_Exercise:_
Since pictures are not part of the copy, please output only the lines from the one with "Read all visible content and emit it as JSON." through the end of the data below, exactly as written.

_Material for the task:_
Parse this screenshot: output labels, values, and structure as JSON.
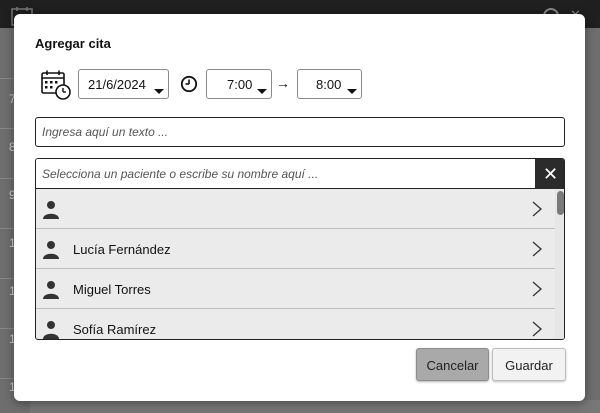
{
  "background": {
    "hours": [
      "7",
      "8",
      "9",
      "10",
      "1",
      "1",
      "1"
    ]
  },
  "dialog": {
    "title": "Agregar cita",
    "date": "21/6/2024",
    "start_time": "7:00",
    "end_time": "8:00",
    "arrow": "→",
    "text_placeholder": "Ingresa aquí un texto ...",
    "patient_placeholder": "Selecciona un paciente o escribe su nombre aquí ...",
    "clear_symbol": "✕",
    "patients": [
      "",
      "Lucía Fernández",
      "Miguel Torres",
      "Sofía Ramírez"
    ],
    "cancel_label": "Cancelar",
    "save_label": "Guardar"
  },
  "colors": {
    "cancel_bg": "#a9a9a9",
    "clear_bg": "#2b2b2b",
    "list_bg": "#ebebeb"
  },
  "icons": {
    "calendar": "calendar-clock-icon",
    "clock": "clock-icon",
    "person": "person-icon",
    "chevron": "chevron-right-icon",
    "clear": "close-icon"
  }
}
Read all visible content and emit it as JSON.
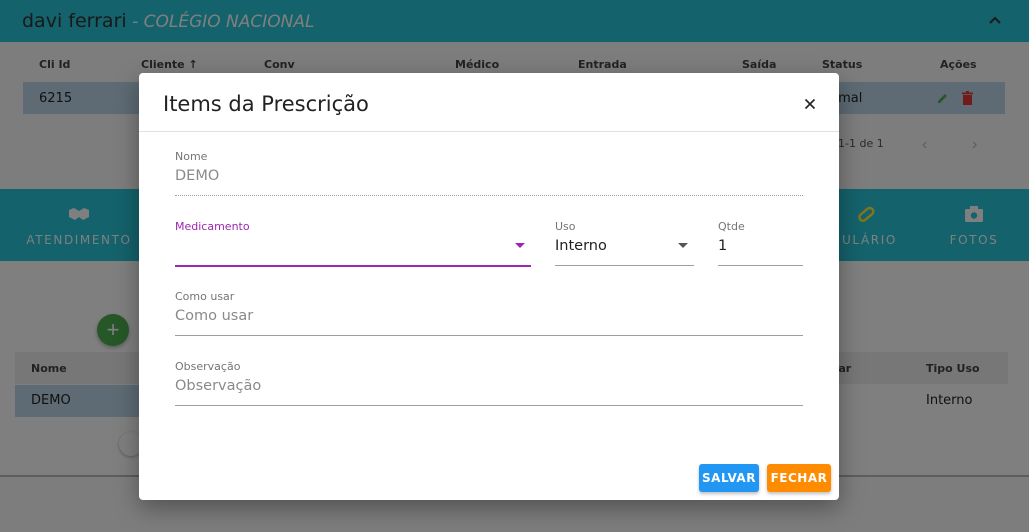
{
  "header": {
    "user_name": "davi ferrari",
    "separator": " - ",
    "org_name": "COLÉGIO NACIONAL"
  },
  "patients_grid": {
    "columns": [
      "Cli Id",
      "Cliente",
      "Conv",
      "Médico",
      "Entrada",
      "Saída",
      "Status",
      "Ações"
    ],
    "row": {
      "cli_id": "6215",
      "status": "rmal"
    },
    "pagination": "1-1 de 1"
  },
  "tabs": [
    {
      "label": "ATENDIMENTO",
      "icon": "handshake-icon"
    },
    {
      "label": "ULÁRIO",
      "icon": "pill-icon"
    },
    {
      "label": "FOTOS",
      "icon": "camera-icon"
    }
  ],
  "items_table": {
    "columns": [
      "Nome",
      "usar",
      "Tipo Uso"
    ],
    "row": {
      "nome": "DEMO",
      "tipo_uso": "Interno"
    }
  },
  "dialog": {
    "title": "Items da Prescrição",
    "fields": {
      "nome": {
        "label": "Nome",
        "value": "DEMO"
      },
      "medicamento": {
        "label": "Medicamento",
        "value": ""
      },
      "uso": {
        "label": "Uso",
        "value": "Interno"
      },
      "qtde": {
        "label": "Qtde",
        "value": "1"
      },
      "como_usar": {
        "label": "Como usar",
        "placeholder": "Como usar"
      },
      "observacao": {
        "label": "Observação",
        "placeholder": "Observação"
      }
    },
    "buttons": {
      "save": "SALVAR",
      "close": "FECHAR"
    }
  },
  "colors": {
    "primary": "#29c4d6",
    "save": "#2196f3",
    "close": "#ff8c00",
    "focus": "#9c27b0",
    "fab": "#4caf50"
  }
}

_Finished exercise:_
Read all visible content and emit it as JSON.
{
  "header": {
    "user_name": "davi ferrari",
    "separator": " - ",
    "org_name": "COLÉGIO NACIONAL"
  },
  "patients_grid": {
    "columns": [
      "Cli Id",
      "Cliente",
      "Conv",
      "Médico",
      "Entrada",
      "Saída",
      "Status",
      "Ações"
    ],
    "row": {
      "cli_id": "6215",
      "status": "rmal"
    },
    "pagination": "1-1 de 1"
  },
  "tabs": [
    {
      "label": "ATENDIMENTO",
      "icon": "handshake-icon"
    },
    {
      "label": "ULÁRIO",
      "icon": "pill-icon"
    },
    {
      "label": "FOTOS",
      "icon": "camera-icon"
    }
  ],
  "items_table": {
    "columns": [
      "Nome",
      "usar",
      "Tipo Uso"
    ],
    "row": {
      "nome": "DEMO",
      "tipo_uso": "Interno"
    }
  },
  "dialog": {
    "title": "Items da Prescrição",
    "fields": {
      "nome": {
        "label": "Nome",
        "value": "DEMO"
      },
      "medicamento": {
        "label": "Medicamento",
        "value": ""
      },
      "uso": {
        "label": "Uso",
        "value": "Interno"
      },
      "qtde": {
        "label": "Qtde",
        "value": "1"
      },
      "como_usar": {
        "label": "Como usar",
        "placeholder": "Como usar"
      },
      "observacao": {
        "label": "Observação",
        "placeholder": "Observação"
      }
    },
    "buttons": {
      "save": "SALVAR",
      "close": "FECHAR"
    }
  },
  "colors": {
    "primary": "#29c4d6",
    "save": "#2196f3",
    "close": "#ff8c00",
    "focus": "#9c27b0",
    "fab": "#4caf50"
  }
}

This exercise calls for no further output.